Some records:
## BEGIN

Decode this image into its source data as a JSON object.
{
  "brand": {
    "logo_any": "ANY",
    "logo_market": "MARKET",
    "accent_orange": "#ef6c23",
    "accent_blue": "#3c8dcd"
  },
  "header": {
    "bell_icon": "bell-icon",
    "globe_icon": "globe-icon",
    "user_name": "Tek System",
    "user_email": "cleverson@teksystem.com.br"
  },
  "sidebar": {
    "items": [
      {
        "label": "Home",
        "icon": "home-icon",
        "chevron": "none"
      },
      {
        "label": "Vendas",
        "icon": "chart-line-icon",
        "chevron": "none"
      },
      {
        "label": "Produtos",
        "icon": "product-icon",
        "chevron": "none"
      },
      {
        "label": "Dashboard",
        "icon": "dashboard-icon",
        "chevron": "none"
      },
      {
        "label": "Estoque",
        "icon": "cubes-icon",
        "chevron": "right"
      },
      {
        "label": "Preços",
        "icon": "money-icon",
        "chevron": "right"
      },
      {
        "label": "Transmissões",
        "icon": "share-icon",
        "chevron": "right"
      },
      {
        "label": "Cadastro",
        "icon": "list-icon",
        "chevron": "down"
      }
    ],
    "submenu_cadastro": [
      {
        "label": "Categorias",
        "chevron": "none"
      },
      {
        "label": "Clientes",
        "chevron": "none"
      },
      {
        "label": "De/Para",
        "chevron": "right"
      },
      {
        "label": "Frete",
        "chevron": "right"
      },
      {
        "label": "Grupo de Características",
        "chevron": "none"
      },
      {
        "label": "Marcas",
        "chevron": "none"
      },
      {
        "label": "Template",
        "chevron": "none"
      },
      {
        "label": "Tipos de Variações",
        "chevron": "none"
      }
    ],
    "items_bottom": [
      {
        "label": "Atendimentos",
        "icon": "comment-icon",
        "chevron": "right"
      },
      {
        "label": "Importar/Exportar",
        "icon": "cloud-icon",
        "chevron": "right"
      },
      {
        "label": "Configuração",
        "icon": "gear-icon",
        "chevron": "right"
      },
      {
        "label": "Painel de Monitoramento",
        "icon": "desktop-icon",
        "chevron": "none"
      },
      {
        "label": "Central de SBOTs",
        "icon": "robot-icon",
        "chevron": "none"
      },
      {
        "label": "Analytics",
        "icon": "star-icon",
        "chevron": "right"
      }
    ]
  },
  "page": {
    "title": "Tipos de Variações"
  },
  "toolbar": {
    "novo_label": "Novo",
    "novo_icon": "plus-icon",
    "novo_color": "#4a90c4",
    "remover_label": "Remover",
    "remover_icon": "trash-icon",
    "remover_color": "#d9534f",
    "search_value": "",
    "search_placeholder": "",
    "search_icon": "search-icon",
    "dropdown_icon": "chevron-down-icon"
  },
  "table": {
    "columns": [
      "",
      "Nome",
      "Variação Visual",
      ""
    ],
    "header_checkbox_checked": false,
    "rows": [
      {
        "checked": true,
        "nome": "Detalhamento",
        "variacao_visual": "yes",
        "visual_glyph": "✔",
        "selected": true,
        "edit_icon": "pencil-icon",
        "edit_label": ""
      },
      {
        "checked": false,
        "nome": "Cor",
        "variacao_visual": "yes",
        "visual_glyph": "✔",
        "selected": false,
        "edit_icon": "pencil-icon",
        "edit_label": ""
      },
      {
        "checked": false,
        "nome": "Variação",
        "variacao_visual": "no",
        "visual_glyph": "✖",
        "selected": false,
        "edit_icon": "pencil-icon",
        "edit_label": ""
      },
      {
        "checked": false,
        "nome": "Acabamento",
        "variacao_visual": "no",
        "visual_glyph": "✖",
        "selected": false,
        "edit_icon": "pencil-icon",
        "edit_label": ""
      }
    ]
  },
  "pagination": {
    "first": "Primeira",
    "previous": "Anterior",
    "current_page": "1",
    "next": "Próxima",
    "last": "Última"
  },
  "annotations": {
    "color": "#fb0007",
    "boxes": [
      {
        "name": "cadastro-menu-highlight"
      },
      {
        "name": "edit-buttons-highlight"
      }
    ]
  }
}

## END

Work to complete: All the entries above need to be reproduced exactly.

Expected answer:
Decode this image into its source data as a JSON object.
{
  "brand": {
    "logo_any": "ANY",
    "logo_market": "MARKET",
    "accent_orange": "#ef6c23",
    "accent_blue": "#3c8dcd"
  },
  "header": {
    "bell_icon": "bell-icon",
    "globe_icon": "globe-icon",
    "user_name": "Tek System",
    "user_email": "cleverson@teksystem.com.br"
  },
  "sidebar": {
    "items": [
      {
        "label": "Home",
        "icon": "home-icon",
        "chevron": "none"
      },
      {
        "label": "Vendas",
        "icon": "chart-line-icon",
        "chevron": "none"
      },
      {
        "label": "Produtos",
        "icon": "product-icon",
        "chevron": "none"
      },
      {
        "label": "Dashboard",
        "icon": "dashboard-icon",
        "chevron": "none"
      },
      {
        "label": "Estoque",
        "icon": "cubes-icon",
        "chevron": "right"
      },
      {
        "label": "Preços",
        "icon": "money-icon",
        "chevron": "right"
      },
      {
        "label": "Transmissões",
        "icon": "share-icon",
        "chevron": "right"
      },
      {
        "label": "Cadastro",
        "icon": "list-icon",
        "chevron": "down"
      }
    ],
    "submenu_cadastro": [
      {
        "label": "Categorias",
        "chevron": "none"
      },
      {
        "label": "Clientes",
        "chevron": "none"
      },
      {
        "label": "De/Para",
        "chevron": "right"
      },
      {
        "label": "Frete",
        "chevron": "right"
      },
      {
        "label": "Grupo de Características",
        "chevron": "none"
      },
      {
        "label": "Marcas",
        "chevron": "none"
      },
      {
        "label": "Template",
        "chevron": "none"
      },
      {
        "label": "Tipos de Variações",
        "chevron": "none"
      }
    ],
    "items_bottom": [
      {
        "label": "Atendimentos",
        "icon": "comment-icon",
        "chevron": "right"
      },
      {
        "label": "Importar/Exportar",
        "icon": "cloud-icon",
        "chevron": "right"
      },
      {
        "label": "Configuração",
        "icon": "gear-icon",
        "chevron": "right"
      },
      {
        "label": "Painel de Monitoramento",
        "icon": "desktop-icon",
        "chevron": "none"
      },
      {
        "label": "Central de SBOTs",
        "icon": "robot-icon",
        "chevron": "none"
      },
      {
        "label": "Analytics",
        "icon": "star-icon",
        "chevron": "right"
      }
    ]
  },
  "page": {
    "title": "Tipos de Variações"
  },
  "toolbar": {
    "novo_label": "Novo",
    "novo_icon": "plus-icon",
    "novo_color": "#4a90c4",
    "remover_label": "Remover",
    "remover_icon": "trash-icon",
    "remover_color": "#d9534f",
    "search_value": "",
    "search_placeholder": "",
    "search_icon": "search-icon",
    "dropdown_icon": "chevron-down-icon"
  },
  "table": {
    "columns": [
      "",
      "Nome",
      "Variação Visual",
      ""
    ],
    "header_checkbox_checked": false,
    "rows": [
      {
        "checked": true,
        "nome": "Detalhamento",
        "variacao_visual": "yes",
        "visual_glyph": "✔",
        "selected": true,
        "edit_icon": "pencil-icon",
        "edit_label": ""
      },
      {
        "checked": false,
        "nome": "Cor",
        "variacao_visual": "yes",
        "visual_glyph": "✔",
        "selected": false,
        "edit_icon": "pencil-icon",
        "edit_label": ""
      },
      {
        "checked": false,
        "nome": "Variação",
        "variacao_visual": "no",
        "visual_glyph": "✖",
        "selected": false,
        "edit_icon": "pencil-icon",
        "edit_label": ""
      },
      {
        "checked": false,
        "nome": "Acabamento",
        "variacao_visual": "no",
        "visual_glyph": "✖",
        "selected": false,
        "edit_icon": "pencil-icon",
        "edit_label": ""
      }
    ]
  },
  "pagination": {
    "first": "Primeira",
    "previous": "Anterior",
    "current_page": "1",
    "next": "Próxima",
    "last": "Última"
  },
  "annotations": {
    "color": "#fb0007",
    "boxes": [
      {
        "name": "cadastro-menu-highlight"
      },
      {
        "name": "edit-buttons-highlight"
      }
    ]
  }
}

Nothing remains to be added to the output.